[INSTRUCTION]:
Answer these questions using the Italian wine posts below:
(a) Which grapes, in what percentages, make up the 2014 Antonutti, Ros di Muri, Venezie?
(b) At which shop were the two wines in "A Lovely Pair of Italian Wine" purchased?
(c) How long, and in what, was the 2006 Ghiacco Forte, Vigna i Botri, Scansano aged?

[PASSAGE PROVIDED]:
────────────────

Posts Tagged ‘Salento’

I try Italian wines: Cabernet Sauvignon, Negroamaro, Susumaniello, Refosco, and more

Just a quick post on several Italian wines I tried over the last week.  Nothing particularly moving at this point.  I do not think I’ve drunk a Taurino wine since my Michigan days.  I can report that the 2010 Cosimo Taurino, Notarpanaro, Salento is still low priced and a solid value.   The 2011 Carpineto, Farnito, Tuscany and 2014 Antonutti, Ros di Muri, Venezie  have the best potential for development.  I suspect the Carpineto will have broad appeal next winter.  I found the 2015 Cantine Menhir Pietra, Salento so ripe I could only tolerate a small glass.

2010 Cosimo Taurino, Notarpanaro, Salento – $18
This wine is 100% Negroamaro. Alcohol 14.5%.  An interesting nose of tar and spruce while note piercing is certainly aromatic.  The controlled, rounded flavors are primarily of red fruit yet there is a sweet floral and herbal infusion evocative of Northwest evergreen forests.  This gentle wine wraps up with almost puckering acidity.  **(*) Now – 2020.

2011 Carpineto, Farnito, Tuscany – $22
Imported by Opici Wines. This wine is 100% Cabernet Sauvignon. Alcohol 13.5%.  There is a firm, dry middle followed by a steely structure near the end.  The flavors of licorice and menthol have a slight wrapping of fat.  With air the wine fleshes out and develops more blue fruit.  **(*) Now – 2023.

2014 Antonutti, Ros di Muri, Venezie – $16
Imported by Casa Vinicola. This wine is a blend of 40% Merlot, 30% Cabernet Sauvignon, and 30% Refosco fermented in stainless steel then aged for 18 months in barrique. Alcohol 14%.  A solid blend with flavors of red and black fruits, noticeable leather, and a spine of structure.  This could open up by the end of the year.  **(*) Now-2023.

2015 Cantine Menhir Pietra, Salento – $17
Imported by Tenth Harvest. This wine is a blend of Primitivo and Susumaniello. Alcohol 14%.  There are ripe, almost sweet flavors of blue fruits that mix with some attractive wet tobacco smoke.  Dark flavored and ultimately too ripe for my preference. * Now.

A Lovely Pair of Italian Wine

January 17, 2013 Leave a comment

Just a quick post for today.  I find delight in cracking open a bottle of wine I know nothing about only to thoroughly enjoy my glass.  These two wines are such an example and have been on my mind ever since we tried them.  I recommend you try both.  These wines were purchased at Chambers Street Wines.


2006 Ghiacco Forte, Vigna i Botri, Scansano – $24
Imported by Moonlight Wine Co.  This wine is a blend of 85% Morellino, 10% Ciliegiolo, and 5% Alicante sourced from 40-year-old vines at 250 meters.  Maceration last 30-60 days followed by aging for 12 months in Slovenian oak casks.  Alcohol 14%.  The light+ nose bore maturing Italian aromas and some earth.  In the mouth the fruit was almost brambly, ripe at first then drier in the middle.  Tart, jammy black fruit came out along with acidity and wood box notes.  The flavors swung to tart red and cranberry in the drier finish where fine, drying tannins came out.  Nice.  *** Now-2019.

────────────────

[DATA LINES]:
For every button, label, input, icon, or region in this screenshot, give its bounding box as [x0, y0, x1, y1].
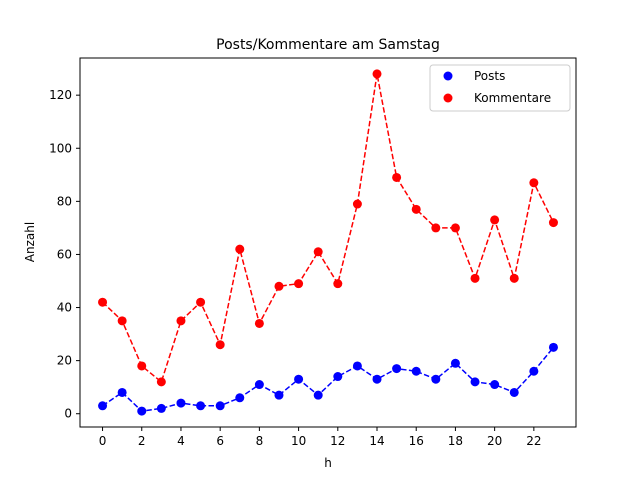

────────────────

[RESPONSE TO THE TASK]:
(a) 40% Merlot, 30% Cabernet Sauvignon, and 30% Refosco.
(b) Chambers Street Wines.
(c) 12 months in Slovenian oak casks.